STATED PROBLEM
Edit the listing from its first line through the line containing "star-icon [627,1566,665,1604]", replacing "screenshot" with "screen capture" and leaving everything else as it is.
+ + + +
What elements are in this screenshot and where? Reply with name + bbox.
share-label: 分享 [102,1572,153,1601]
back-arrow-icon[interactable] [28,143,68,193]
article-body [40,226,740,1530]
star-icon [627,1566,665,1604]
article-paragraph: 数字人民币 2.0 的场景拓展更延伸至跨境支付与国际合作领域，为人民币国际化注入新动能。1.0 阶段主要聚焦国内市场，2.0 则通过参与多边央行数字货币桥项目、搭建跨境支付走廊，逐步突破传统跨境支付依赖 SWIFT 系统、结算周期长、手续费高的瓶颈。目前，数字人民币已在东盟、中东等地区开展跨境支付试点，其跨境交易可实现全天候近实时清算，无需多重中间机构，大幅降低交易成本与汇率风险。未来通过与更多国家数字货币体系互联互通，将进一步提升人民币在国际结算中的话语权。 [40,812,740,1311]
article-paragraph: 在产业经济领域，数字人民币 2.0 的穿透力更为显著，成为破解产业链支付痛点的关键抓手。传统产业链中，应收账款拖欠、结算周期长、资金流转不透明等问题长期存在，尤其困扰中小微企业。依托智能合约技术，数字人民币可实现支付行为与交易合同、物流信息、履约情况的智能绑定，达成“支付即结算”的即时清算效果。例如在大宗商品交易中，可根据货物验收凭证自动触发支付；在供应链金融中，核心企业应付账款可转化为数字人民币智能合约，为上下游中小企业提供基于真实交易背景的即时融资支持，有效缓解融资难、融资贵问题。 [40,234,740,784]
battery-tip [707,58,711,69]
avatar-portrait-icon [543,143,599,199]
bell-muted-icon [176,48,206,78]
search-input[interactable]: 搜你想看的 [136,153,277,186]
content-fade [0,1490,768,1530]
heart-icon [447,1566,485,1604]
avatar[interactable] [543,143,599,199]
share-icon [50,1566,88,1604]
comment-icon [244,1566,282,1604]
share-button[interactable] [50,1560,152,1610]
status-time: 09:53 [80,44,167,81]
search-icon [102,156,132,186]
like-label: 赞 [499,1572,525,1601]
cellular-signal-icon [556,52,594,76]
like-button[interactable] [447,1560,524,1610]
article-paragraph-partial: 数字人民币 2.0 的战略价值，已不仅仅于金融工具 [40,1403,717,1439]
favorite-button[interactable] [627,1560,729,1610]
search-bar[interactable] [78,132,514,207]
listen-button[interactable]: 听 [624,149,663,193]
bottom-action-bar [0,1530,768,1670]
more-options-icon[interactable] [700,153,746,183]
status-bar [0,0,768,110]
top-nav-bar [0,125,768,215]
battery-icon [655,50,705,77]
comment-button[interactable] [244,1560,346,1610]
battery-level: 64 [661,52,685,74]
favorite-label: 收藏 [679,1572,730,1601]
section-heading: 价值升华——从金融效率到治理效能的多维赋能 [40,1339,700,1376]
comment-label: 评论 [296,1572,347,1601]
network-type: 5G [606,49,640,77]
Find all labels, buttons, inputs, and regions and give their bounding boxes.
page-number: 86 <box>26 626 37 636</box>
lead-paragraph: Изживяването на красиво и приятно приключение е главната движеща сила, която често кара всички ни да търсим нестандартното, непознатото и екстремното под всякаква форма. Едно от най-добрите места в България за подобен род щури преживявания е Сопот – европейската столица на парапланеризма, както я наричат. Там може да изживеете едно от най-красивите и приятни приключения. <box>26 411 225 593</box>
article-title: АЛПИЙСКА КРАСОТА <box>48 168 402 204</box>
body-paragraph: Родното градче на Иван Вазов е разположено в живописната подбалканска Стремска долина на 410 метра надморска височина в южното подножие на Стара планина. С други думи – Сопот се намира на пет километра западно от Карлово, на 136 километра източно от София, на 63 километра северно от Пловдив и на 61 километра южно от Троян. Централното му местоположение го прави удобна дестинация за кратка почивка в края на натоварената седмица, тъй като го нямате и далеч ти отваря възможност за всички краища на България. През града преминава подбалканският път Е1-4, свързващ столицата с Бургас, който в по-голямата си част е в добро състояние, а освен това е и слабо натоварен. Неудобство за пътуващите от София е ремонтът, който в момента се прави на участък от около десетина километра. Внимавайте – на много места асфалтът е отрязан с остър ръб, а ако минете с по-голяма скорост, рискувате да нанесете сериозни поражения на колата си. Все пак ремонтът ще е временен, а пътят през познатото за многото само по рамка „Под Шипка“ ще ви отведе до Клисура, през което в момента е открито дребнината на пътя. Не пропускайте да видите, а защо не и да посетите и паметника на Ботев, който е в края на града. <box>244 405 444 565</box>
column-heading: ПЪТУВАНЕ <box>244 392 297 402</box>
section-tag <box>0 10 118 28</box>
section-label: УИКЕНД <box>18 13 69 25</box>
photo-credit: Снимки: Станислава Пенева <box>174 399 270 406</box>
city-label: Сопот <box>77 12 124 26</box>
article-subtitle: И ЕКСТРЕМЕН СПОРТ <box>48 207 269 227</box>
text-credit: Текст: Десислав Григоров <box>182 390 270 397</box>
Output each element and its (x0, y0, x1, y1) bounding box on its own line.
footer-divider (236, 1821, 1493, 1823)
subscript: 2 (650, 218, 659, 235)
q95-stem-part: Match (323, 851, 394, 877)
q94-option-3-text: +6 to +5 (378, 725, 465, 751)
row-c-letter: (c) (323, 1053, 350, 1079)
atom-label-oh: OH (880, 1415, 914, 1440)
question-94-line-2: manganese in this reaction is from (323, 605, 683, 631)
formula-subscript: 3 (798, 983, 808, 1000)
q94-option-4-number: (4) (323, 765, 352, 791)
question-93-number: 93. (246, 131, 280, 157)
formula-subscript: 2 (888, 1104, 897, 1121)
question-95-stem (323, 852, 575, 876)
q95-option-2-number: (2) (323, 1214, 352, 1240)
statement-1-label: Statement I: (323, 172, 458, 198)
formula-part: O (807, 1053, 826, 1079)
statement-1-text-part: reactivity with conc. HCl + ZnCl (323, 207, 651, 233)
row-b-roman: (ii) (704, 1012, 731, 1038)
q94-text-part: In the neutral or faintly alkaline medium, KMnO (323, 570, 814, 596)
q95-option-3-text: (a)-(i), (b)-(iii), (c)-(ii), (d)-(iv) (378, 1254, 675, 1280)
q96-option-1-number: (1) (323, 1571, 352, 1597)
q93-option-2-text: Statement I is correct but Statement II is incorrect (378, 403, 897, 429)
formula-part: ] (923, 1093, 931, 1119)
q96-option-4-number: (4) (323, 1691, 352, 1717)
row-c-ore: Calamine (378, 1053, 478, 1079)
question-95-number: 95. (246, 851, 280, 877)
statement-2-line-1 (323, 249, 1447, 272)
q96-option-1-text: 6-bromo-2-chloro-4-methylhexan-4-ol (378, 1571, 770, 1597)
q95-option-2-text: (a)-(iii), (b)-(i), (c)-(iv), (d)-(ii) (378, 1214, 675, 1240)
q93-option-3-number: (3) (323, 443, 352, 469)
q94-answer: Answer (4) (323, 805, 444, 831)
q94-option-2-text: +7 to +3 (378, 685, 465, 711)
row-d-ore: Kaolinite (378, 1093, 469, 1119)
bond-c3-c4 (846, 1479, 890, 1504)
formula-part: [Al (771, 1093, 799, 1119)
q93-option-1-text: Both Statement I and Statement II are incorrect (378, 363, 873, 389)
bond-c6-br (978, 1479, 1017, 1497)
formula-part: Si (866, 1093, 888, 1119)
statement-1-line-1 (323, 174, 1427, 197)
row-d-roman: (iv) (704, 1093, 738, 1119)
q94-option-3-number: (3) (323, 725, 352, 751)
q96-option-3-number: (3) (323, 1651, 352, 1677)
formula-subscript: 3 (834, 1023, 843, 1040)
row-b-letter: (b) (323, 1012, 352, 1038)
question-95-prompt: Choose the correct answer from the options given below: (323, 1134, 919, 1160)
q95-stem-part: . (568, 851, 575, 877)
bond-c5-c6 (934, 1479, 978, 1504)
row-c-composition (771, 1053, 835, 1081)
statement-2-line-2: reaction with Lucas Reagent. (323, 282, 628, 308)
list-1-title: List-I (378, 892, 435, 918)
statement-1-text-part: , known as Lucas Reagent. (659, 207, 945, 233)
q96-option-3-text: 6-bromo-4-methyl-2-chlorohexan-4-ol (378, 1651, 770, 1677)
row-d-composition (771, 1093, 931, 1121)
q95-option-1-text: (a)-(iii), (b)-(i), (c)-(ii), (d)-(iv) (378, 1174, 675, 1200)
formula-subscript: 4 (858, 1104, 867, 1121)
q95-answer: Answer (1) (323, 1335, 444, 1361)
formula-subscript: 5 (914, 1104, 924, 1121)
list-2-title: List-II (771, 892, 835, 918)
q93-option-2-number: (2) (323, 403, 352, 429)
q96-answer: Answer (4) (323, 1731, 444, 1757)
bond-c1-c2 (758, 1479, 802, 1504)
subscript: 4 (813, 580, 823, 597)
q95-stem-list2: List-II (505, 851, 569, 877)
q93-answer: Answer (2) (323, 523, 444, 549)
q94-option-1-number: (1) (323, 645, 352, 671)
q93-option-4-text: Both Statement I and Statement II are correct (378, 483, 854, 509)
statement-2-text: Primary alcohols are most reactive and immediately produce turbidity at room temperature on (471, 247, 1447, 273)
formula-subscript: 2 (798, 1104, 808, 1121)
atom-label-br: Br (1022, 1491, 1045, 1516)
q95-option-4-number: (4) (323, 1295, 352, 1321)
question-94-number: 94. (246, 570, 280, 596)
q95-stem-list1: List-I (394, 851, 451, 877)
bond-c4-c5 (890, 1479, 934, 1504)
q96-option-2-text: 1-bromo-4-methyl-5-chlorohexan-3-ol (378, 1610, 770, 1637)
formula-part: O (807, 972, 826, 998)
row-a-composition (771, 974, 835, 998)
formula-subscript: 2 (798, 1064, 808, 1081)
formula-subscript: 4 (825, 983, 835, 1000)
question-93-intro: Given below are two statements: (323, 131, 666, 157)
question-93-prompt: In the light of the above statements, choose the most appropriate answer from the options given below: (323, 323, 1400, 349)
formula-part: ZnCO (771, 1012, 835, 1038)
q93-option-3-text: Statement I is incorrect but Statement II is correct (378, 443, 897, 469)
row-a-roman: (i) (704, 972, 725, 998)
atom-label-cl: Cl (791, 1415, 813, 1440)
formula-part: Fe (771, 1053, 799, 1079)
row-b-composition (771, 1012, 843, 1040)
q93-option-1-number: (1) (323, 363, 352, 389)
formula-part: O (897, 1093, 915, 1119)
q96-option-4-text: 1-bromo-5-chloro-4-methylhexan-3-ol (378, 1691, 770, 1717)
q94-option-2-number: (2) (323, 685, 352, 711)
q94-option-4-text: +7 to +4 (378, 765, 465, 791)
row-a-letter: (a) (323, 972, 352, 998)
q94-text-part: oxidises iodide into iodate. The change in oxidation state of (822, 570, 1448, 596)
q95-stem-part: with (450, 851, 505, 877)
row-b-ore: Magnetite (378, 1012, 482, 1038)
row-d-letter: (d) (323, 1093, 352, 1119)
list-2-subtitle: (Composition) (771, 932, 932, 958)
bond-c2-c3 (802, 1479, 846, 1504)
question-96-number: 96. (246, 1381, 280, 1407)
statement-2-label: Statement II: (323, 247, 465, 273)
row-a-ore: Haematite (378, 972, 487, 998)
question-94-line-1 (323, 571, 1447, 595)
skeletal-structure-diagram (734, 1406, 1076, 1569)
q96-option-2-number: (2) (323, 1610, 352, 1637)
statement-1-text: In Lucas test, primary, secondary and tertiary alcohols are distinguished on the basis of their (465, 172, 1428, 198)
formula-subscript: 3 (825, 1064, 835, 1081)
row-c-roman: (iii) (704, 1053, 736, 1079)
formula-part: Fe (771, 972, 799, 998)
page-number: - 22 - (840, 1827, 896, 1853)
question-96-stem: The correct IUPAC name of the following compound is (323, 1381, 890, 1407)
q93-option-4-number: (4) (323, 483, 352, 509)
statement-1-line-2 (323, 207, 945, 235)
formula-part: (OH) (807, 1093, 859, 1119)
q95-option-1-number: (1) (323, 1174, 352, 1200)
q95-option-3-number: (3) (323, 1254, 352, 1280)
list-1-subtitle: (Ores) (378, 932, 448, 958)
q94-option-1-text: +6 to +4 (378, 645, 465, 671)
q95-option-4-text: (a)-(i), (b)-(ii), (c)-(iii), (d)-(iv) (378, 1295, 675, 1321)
+ + + +
EXERCISE RESPONSE
What elements are in this screen capture and where? Reply with name + bbox.
share-label: 分享 [102,1572,153,1601]
back-arrow-icon[interactable] [28,143,68,193]
article-body [40,226,740,1530]
star-icon [627,1566,665,1604]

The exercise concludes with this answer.